# TEXT
┌──
A C++20 distributed key-value store with Raft consensus across a 3-node
cluster. Implements leader election with randomized election timeouts, log
replication via AppendEntries, snapshot compaction via InstallSnapshot,
and a gRPC Put/Get/Delete client API.
The point of this project is to study the Raft consensus algorithm (Ongaro and Ousterhout, "In Search of an Understandable Consensus Algorithm", USENIX ATC 2014) by writing it from scratch in C++ and proving it survives randomized faults. The load-bearing correctness claim is a 500-scenario chaos suite that partitions, kills, restarts, and adds [10ms, 500ms] random per-RPC delays to nodes under continuous client load and asserts no committed Put is lost and all alive nodes end with byte-identical state. A property-test layer separately walks random op sequences and asserts the four Raft Figure-2 log invariants hold after every step.
- The five Figure-2 safety invariants of Raft, written out as a
RaftNodestate machine in C++. - Randomized chaos as a correctness check: 500 seeded scenarios across partition, node-loss, mixed, and per-RPC random-delay fault modes (see docs/chaos-methodology.md).
- Property tests on Raft Figure-2 log invariants (Election Safety,
Log Matching, Leader Append-Only, State Machine Safety) evaluated
after every step of a randomized op sequence
(
tests/unit/log_invariants_test.cpp). - Snapshot compaction trade-offs (see docs/snapshot-design.md).
- Dynamic membership changes via joint consensus (Section 6): the
C_old -> C_old,new -> C_newtransition with double-majority quorum (see the "Membership changes" section of ARCHITECTURE.md). - The cost of linearizable reads via heartbeat-majority leader confirmation (see docs/linearizability.md).
└──
# GIVEN INSTRUCTION
Reproduce verbatim the part of the Raft key-value store description above that opens with the words containing "- Dynamic membership" and closes with "confirmation (see docs/linearizability.md).".

# EXCERPTED RECORDS
┌──
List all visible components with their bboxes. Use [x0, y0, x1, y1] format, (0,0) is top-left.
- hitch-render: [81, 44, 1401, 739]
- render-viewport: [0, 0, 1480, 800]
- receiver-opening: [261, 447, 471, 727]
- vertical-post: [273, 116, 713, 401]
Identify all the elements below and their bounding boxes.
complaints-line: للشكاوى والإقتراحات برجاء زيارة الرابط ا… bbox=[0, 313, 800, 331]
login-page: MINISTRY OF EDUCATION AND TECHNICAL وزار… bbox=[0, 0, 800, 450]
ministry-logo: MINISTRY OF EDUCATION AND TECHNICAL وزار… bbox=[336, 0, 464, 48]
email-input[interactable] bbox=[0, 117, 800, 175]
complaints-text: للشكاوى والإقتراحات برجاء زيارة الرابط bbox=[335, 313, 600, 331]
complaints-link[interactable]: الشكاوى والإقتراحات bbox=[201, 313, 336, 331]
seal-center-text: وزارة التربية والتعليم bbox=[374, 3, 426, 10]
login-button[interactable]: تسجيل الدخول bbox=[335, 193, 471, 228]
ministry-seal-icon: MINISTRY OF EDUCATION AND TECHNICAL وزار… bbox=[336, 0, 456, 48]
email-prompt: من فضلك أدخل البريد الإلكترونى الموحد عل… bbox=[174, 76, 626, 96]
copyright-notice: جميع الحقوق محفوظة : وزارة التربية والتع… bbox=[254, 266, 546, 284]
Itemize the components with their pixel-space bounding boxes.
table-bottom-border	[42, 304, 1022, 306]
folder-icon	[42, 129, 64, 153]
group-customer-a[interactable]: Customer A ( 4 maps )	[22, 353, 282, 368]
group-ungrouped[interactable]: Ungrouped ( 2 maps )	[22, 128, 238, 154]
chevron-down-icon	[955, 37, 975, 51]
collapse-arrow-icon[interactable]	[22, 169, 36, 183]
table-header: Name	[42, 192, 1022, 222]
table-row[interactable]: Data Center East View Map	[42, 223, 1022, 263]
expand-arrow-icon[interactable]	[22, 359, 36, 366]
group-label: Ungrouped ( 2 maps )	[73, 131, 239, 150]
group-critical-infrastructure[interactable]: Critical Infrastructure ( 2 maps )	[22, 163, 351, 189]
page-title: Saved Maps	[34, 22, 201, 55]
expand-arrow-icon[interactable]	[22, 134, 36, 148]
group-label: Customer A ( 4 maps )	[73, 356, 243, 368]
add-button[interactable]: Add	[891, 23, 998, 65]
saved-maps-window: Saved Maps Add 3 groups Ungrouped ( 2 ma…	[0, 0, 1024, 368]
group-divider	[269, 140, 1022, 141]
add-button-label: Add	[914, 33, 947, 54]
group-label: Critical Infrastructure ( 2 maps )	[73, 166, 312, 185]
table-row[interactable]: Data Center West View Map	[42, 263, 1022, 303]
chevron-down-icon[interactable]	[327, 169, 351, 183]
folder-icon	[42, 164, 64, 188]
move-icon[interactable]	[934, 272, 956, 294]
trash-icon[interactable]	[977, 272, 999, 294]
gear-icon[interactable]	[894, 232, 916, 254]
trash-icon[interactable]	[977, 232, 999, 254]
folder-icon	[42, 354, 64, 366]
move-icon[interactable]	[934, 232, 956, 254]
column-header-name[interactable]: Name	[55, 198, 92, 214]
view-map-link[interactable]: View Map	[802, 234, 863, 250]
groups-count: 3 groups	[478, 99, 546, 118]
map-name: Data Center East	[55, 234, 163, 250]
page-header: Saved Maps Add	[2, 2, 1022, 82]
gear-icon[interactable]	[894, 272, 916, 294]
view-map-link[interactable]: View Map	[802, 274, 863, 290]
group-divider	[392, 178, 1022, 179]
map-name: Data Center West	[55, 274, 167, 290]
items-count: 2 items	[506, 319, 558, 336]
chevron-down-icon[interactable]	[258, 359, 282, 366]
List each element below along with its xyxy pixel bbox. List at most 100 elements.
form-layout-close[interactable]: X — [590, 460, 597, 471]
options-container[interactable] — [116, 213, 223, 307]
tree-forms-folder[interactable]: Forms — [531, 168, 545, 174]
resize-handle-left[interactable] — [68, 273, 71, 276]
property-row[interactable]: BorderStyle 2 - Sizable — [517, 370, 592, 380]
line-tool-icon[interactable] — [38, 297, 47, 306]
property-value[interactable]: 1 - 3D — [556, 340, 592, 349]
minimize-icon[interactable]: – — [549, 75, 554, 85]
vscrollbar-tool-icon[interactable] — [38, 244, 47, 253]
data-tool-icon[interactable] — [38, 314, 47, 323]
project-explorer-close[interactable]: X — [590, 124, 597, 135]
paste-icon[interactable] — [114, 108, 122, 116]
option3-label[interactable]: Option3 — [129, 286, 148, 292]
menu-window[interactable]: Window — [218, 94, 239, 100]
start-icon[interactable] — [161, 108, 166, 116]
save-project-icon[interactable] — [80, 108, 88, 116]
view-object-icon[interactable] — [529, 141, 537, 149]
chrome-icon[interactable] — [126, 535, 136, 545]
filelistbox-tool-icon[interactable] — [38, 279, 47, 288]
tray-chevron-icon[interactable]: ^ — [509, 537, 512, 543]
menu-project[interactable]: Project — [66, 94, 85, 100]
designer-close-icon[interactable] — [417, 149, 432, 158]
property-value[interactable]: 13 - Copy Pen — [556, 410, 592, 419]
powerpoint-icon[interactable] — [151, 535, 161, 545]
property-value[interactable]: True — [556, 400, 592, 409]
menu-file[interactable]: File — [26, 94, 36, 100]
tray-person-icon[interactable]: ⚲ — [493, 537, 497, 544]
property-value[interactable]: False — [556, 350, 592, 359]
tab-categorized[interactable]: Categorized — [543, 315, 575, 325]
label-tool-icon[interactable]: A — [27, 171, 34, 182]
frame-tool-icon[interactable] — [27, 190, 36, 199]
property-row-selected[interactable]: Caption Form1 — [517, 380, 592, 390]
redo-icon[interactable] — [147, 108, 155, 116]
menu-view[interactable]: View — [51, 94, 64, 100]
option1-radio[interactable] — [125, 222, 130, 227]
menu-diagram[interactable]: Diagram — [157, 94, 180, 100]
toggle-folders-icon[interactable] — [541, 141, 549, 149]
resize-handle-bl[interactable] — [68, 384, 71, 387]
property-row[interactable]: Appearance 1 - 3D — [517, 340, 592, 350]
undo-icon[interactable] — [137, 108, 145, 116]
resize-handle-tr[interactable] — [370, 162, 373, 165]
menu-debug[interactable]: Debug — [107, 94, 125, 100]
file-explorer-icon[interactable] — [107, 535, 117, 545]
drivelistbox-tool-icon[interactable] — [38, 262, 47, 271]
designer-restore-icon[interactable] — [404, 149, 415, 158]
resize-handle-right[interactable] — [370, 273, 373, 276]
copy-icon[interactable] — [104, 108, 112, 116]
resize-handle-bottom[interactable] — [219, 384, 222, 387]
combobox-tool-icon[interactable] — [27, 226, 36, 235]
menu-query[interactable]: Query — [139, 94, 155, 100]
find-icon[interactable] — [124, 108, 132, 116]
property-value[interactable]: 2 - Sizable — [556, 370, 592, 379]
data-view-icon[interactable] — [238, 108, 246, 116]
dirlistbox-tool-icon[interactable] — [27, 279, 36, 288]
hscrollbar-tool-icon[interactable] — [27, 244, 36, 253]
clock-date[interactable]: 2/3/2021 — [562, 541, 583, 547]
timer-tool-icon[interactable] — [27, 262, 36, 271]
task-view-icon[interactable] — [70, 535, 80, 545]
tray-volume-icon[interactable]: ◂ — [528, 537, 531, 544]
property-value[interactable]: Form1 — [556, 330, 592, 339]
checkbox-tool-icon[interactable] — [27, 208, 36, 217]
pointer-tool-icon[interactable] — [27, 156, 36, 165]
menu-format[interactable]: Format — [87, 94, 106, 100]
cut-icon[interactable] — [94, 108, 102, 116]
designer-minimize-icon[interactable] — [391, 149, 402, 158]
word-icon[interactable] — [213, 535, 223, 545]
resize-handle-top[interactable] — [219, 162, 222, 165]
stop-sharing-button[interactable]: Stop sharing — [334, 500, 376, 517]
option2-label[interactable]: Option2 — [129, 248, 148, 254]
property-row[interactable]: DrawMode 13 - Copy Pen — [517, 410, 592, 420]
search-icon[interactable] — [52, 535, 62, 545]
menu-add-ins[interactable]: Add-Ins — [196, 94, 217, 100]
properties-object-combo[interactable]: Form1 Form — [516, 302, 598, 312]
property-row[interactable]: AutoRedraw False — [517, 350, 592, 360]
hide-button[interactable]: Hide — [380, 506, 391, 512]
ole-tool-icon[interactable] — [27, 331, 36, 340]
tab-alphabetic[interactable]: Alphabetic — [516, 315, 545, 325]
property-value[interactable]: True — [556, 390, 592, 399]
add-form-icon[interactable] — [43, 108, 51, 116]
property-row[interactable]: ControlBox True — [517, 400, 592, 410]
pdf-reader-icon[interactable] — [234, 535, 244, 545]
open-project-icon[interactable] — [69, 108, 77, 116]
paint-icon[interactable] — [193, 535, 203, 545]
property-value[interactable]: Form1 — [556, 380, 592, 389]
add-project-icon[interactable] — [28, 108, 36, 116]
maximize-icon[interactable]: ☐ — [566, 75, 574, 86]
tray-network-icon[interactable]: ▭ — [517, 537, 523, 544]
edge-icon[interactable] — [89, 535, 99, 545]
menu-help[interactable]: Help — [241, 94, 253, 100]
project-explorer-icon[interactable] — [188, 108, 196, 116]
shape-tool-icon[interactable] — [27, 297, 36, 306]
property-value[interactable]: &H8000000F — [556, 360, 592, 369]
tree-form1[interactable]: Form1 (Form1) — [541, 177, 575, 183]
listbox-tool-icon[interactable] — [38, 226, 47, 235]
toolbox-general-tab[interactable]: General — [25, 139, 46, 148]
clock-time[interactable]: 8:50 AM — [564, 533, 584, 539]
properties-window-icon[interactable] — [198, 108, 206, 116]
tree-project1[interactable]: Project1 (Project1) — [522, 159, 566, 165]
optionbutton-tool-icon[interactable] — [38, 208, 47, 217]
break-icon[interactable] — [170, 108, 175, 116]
└──
# OUTPUT FOR THIS TASK
- Dynamic membership changes via joint consensus (Section 6): the
C_old -> C_old,new -> C_newtransition with double-majority quorum (see the "Membership changes" section of ARCHITECTURE.md). - The cost of linearizable reads via heartbeat-majority leader confirmation (see docs/linearizability.md).